▶ Requirements
Would you transcribe the listing that follows, character for character, and omit its images?

▶ Data entries
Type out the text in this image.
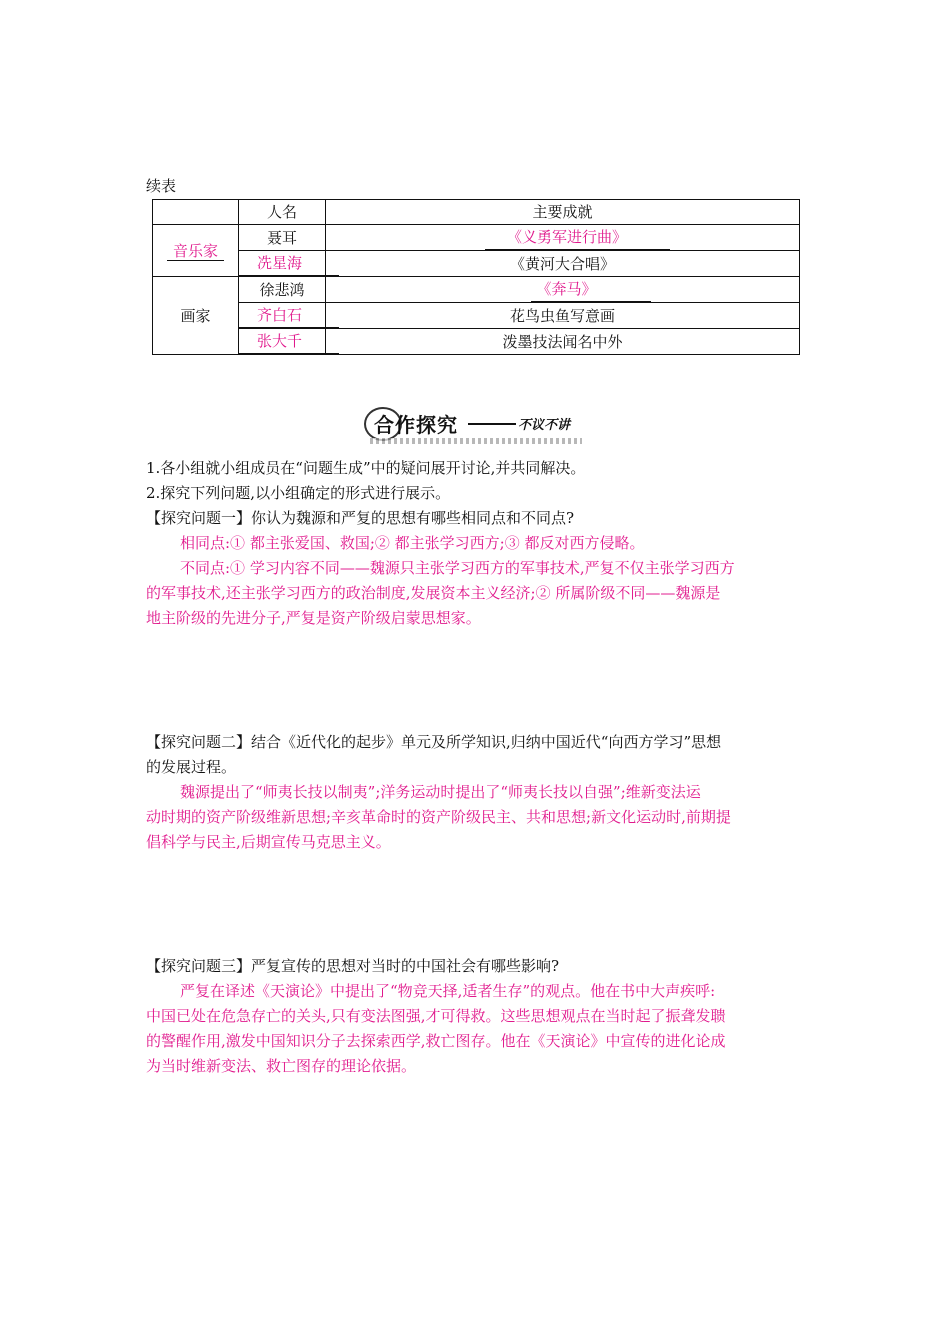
续表
	人名	主要成就
音乐家	聂耳	《义勇军进行曲》
	冼星海	《黄河大合唱》
画家	徐悲鸿	《奔马》
	齐白石	花鸟虫鱼写意画
	张大千	泼墨技法闻名中外
合作探究	不议不讲
1.各小组就小组成员在“问题生成”中的疑问展开讨论,并共同解决。
2.探究下列问题,以小组确定的形式进行展示。
【探究问题一】你认为魏源和严复的思想有哪些相同点和不同点?
相同点:① 都主张爱国、救国;② 都主张学习西方;③ 都反对西方侵略。
不同点:① 学习内容不同——魏源只主张学习西方的军事技术,严复不仅主张学习西方
的军事技术,还主张学习西方的政治制度,发展资本主义经济;② 所属阶级不同——魏源是
地主阶级的先进分子,严复是资产阶级启蒙思想家。
【探究问题二】结合《近代化的起步》单元及所学知识,归纳中国近代“向西方学习”思想
的发展过程。
魏源提出了“师夷长技以制夷”;洋务运动时提出了“师夷长技以自强”;维新变法运
动时期的资产阶级维新思想;辛亥革命时的资产阶级民主、共和思想;新文化运动时,前期提
倡科学与民主,后期宣传马克思主义。
【探究问题三】严复宣传的思想对当时的中国社会有哪些影响?
严复在译述《天演论》中提出了“物竞天择,适者生存”的观点。他在书中大声疾呼:
中国已处在危急存亡的关头,只有变法图强,才可得救。这些思想观点在当时起了振聋发聩
的警醒作用,激发中国知识分子去探索西学,救亡图存。他在《天演论》中宣传的进化论成
为当时维新变法、救亡图存的理论依据。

▶ Response
Type out the text in this image.
续表
	人名	主要成就
音乐家	聂耳	《义勇军进行曲》
	冼星海	《黄河大合唱》
画家	徐悲鸿	《奔马》
	齐白石	花鸟虫鱼写意画
	张大千	泼墨技法闻名中外
合作探究	不议不讲
1.各小组就小组成员在“问题生成”中的疑问展开讨论,并共同解决。
2.探究下列问题,以小组确定的形式进行展示。
【探究问题一】你认为魏源和严复的思想有哪些相同点和不同点?
相同点:① 都主张爱国、救国;② 都主张学习西方;③ 都反对西方侵略。
不同点:① 学习内容不同——魏源只主张学习西方的军事技术,严复不仅主张学习西方
的军事技术,还主张学习西方的政治制度,发展资本主义经济;② 所属阶级不同——魏源是
地主阶级的先进分子,严复是资产阶级启蒙思想家。
【探究问题二】结合《近代化的起步》单元及所学知识,归纳中国近代“向西方学习”思想
的发展过程。
魏源提出了“师夷长技以制夷”;洋务运动时提出了“师夷长技以自强”;维新变法运
动时期的资产阶级维新思想;辛亥革命时的资产阶级民主、共和思想;新文化运动时,前期提
倡科学与民主,后期宣传马克思主义。
【探究问题三】严复宣传的思想对当时的中国社会有哪些影响?
严复在译述《天演论》中提出了“物竞天择,适者生存”的观点。他在书中大声疾呼:
中国已处在危急存亡的关头,只有变法图强,才可得救。这些思想观点在当时起了振聋发聩
的警醒作用,激发中国知识分子去探索西学,救亡图存。他在《天演论》中宣传的进化论成
为当时维新变法、救亡图存的理论依据。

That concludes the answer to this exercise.